## THE REQUEST:
Can you copy every line of the records below, character for character, with nothing changed?

## RECORDS:

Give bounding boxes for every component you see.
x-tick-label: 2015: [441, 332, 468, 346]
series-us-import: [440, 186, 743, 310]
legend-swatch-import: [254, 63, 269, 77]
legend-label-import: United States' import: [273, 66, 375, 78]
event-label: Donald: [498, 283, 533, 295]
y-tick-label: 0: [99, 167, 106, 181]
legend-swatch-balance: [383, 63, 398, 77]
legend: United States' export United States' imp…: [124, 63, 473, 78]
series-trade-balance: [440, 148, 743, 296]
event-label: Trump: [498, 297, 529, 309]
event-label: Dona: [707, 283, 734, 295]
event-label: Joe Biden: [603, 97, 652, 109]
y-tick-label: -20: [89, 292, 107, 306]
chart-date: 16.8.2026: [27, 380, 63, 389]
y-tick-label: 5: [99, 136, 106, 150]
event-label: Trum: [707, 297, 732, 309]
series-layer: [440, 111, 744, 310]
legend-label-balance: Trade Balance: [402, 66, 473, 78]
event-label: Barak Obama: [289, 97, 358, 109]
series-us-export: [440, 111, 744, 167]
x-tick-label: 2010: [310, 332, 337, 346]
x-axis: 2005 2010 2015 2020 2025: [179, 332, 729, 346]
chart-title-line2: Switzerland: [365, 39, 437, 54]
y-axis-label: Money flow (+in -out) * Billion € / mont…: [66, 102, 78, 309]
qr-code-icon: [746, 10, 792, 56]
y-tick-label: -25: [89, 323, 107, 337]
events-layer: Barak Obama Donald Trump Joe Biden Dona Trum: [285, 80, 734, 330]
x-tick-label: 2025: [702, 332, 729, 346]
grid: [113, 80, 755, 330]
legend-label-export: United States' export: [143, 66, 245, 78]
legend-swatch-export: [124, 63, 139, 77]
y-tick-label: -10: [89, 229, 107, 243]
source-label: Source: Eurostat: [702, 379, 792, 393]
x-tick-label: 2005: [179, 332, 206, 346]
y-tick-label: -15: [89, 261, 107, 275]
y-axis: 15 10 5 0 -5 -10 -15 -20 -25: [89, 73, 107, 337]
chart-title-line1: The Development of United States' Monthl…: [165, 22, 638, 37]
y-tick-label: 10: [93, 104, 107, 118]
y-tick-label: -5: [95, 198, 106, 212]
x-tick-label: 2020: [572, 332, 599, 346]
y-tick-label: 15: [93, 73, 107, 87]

## WRITTEN SOLUTION:
Give bounding boxes for every component you see.
x-tick-label: 2015: [441, 332, 468, 346]
series-us-import: [440, 186, 743, 310]
legend-swatch-import: [254, 63, 269, 77]
legend-label-import: United States' import: [273, 66, 375, 78]
event-label: Donald: [498, 283, 533, 295]
y-tick-label: 0: [99, 167, 106, 181]
legend-swatch-balance: [383, 63, 398, 77]
legend: United States' export United States' imp…: [124, 63, 473, 78]
series-trade-balance: [440, 148, 743, 296]
event-label: Trump: [498, 297, 529, 309]
event-label: Dona: [707, 283, 734, 295]
event-label: Joe Biden: [603, 97, 652, 109]
y-tick-label: -20: [89, 292, 107, 306]
chart-date: 16.8.2026: [27, 380, 63, 389]
y-tick-label: 5: [99, 136, 106, 150]
event-label: Trum: [707, 297, 732, 309]
series-layer: [440, 111, 744, 310]
legend-label-balance: Trade Balance: [402, 66, 473, 78]
event-label: Barak Obama: [289, 97, 358, 109]
series-us-export: [440, 111, 744, 167]
x-tick-label: 2010: [310, 332, 337, 346]
x-axis: 2005 2010 2015 2020 2025: [179, 332, 729, 346]
chart-title-line2: Switzerland: [365, 39, 437, 54]
y-axis-label: Money flow (+in -out) * Billion € / mont…: [66, 102, 78, 309]
qr-code-icon: [746, 10, 792, 56]
y-tick-label: -25: [89, 323, 107, 337]
events-layer: Barak Obama Donald Trump Joe Biden Dona Trum: [285, 80, 734, 330]
x-tick-label: 2025: [702, 332, 729, 346]
grid: [113, 80, 755, 330]
legend-label-export: United States' export: [143, 66, 245, 78]
legend-swatch-export: [124, 63, 139, 77]
y-tick-label: -10: [89, 229, 107, 243]
source-label: Source: Eurostat: [702, 379, 792, 393]
x-tick-label: 2005: [179, 332, 206, 346]
y-tick-label: -15: [89, 261, 107, 275]
y-axis: 15 10 5 0 -5 -10 -15 -20 -25: [89, 73, 107, 337]
chart-title-line1: The Development of United States' Monthl…: [165, 22, 638, 37]
y-tick-label: 10: [93, 104, 107, 118]
y-tick-label: -5: [95, 198, 106, 212]
x-tick-label: 2020: [572, 332, 599, 346]
y-tick-label: 15: [93, 73, 107, 87]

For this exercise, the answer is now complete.